▶ _Problem to solve_:
Return each line that holds the word "company".

▶ _Exercise inputs_:
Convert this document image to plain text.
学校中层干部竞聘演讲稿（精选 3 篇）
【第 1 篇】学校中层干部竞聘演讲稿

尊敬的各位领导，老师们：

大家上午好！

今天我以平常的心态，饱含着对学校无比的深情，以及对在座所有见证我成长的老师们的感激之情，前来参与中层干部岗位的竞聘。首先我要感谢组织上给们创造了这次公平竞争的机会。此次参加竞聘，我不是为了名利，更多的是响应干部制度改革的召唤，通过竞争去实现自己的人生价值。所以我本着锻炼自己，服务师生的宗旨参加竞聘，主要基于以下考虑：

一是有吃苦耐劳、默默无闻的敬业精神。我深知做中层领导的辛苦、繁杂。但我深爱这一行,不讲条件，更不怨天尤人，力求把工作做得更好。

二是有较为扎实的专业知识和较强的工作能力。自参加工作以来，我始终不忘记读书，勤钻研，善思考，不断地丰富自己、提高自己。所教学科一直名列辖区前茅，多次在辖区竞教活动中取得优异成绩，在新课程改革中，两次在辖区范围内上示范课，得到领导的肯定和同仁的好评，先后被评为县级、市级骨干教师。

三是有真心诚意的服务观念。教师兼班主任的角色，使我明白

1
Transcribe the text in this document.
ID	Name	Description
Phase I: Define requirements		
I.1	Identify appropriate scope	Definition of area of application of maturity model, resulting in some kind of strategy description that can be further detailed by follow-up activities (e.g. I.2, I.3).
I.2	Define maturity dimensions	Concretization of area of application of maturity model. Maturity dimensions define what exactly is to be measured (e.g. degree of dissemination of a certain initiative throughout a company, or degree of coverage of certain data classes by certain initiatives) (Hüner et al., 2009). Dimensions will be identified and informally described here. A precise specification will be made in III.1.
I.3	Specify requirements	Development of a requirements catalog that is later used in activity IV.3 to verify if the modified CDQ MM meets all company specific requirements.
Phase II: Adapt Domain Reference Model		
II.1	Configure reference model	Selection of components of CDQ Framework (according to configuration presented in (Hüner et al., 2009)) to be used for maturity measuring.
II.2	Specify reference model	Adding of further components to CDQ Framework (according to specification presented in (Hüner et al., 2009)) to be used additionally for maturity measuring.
...
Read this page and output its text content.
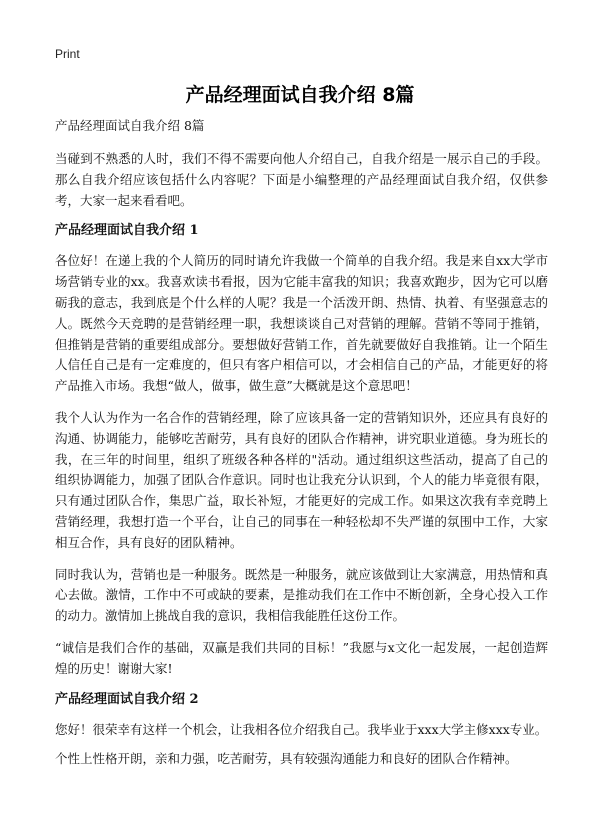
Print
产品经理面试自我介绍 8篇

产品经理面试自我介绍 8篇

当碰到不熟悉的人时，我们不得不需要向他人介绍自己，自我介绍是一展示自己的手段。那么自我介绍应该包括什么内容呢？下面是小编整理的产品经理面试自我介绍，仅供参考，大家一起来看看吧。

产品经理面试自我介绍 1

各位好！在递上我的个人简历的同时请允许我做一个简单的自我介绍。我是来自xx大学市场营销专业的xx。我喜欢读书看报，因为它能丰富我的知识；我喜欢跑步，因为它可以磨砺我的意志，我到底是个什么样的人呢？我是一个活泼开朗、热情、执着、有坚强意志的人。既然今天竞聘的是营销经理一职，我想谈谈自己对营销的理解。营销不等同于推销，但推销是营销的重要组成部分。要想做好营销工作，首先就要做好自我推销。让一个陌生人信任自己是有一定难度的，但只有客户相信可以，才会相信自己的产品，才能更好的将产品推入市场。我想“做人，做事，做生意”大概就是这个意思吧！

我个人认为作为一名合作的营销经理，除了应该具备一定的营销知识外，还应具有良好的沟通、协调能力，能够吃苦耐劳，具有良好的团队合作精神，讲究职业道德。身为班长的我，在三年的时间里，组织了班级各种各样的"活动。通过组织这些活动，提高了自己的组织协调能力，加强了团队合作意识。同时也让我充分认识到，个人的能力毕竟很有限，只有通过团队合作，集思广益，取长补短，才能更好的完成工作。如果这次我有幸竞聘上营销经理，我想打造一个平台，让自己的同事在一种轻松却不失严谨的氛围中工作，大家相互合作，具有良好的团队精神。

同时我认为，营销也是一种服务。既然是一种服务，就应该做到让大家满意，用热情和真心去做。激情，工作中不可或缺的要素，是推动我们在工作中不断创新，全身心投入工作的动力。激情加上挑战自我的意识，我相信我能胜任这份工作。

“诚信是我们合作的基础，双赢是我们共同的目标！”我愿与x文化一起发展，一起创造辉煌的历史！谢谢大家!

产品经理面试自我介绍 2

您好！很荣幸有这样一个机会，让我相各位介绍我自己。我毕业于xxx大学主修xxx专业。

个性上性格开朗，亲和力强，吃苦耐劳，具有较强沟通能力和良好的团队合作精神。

▶ _Answer to the exercise_:
I.2	Define maturity dimensions	Concretization of area of application of maturity model. Maturity dimensions define what exactly is to be measured (e.g. degree of dissemination of a certain initiative throughout a company, or degree of coverage of certain data classes by certain initiatives) (Hüner et al., 2009). Dimensions will be identified and informally described here. A precise specification will be made in III.1.
I.3	Specify requirements	Development of a requirements catalog that is later used in activity IV.3 to verify if the modified CDQ MM meets all company specific requirements.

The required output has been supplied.